_BRIEF:_
Using the records provided below, locate and copy each line that contains the word "Великобритании".
+++ MATERIALS PROVIDED
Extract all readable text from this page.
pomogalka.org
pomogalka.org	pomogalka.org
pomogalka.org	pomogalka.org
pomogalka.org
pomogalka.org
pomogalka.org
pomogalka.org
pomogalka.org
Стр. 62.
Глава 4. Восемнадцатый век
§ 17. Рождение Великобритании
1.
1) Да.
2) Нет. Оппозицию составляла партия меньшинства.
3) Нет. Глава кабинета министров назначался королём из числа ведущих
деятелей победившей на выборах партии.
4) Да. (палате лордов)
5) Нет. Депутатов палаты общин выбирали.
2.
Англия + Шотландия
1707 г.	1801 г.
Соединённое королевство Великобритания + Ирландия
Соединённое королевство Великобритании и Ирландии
++++++
+++ MATERIALS PROVIDED
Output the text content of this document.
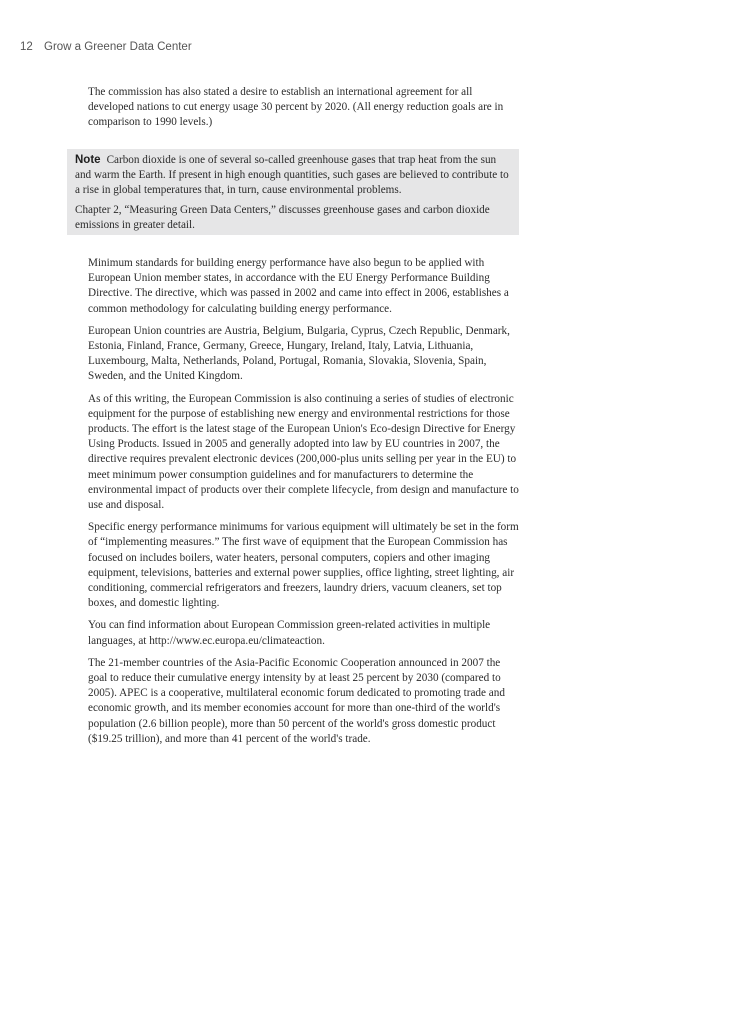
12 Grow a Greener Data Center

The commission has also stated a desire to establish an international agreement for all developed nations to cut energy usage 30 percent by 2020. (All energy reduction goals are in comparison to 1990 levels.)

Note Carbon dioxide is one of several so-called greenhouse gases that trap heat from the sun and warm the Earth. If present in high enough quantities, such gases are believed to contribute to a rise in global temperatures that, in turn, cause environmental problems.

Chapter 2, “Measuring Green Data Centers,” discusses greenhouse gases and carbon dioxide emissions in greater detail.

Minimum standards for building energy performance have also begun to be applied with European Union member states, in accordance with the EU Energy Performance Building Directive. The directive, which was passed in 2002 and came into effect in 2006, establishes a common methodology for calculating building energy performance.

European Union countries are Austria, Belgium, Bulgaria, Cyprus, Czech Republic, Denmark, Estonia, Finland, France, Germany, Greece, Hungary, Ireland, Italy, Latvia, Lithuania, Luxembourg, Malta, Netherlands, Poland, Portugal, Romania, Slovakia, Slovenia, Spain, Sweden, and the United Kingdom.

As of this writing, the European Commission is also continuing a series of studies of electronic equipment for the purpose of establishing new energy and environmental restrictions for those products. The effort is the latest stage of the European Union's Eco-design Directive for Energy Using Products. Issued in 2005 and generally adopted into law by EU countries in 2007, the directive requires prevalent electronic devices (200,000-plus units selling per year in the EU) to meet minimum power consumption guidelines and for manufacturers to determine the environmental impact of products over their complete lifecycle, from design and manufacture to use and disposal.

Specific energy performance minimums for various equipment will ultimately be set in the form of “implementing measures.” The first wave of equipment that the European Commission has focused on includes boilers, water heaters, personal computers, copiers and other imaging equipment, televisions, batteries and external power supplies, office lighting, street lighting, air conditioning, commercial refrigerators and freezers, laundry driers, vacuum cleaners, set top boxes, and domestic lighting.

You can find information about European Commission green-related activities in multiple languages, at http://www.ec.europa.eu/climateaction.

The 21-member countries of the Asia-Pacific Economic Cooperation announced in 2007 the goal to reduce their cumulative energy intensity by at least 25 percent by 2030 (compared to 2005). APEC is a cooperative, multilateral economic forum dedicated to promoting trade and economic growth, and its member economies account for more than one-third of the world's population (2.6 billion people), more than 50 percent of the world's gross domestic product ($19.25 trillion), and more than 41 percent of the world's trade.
++++++
_THE RESULT:_
§ 17. Рождение Великобритании
Соединённое королевство Великобритании и Ирландии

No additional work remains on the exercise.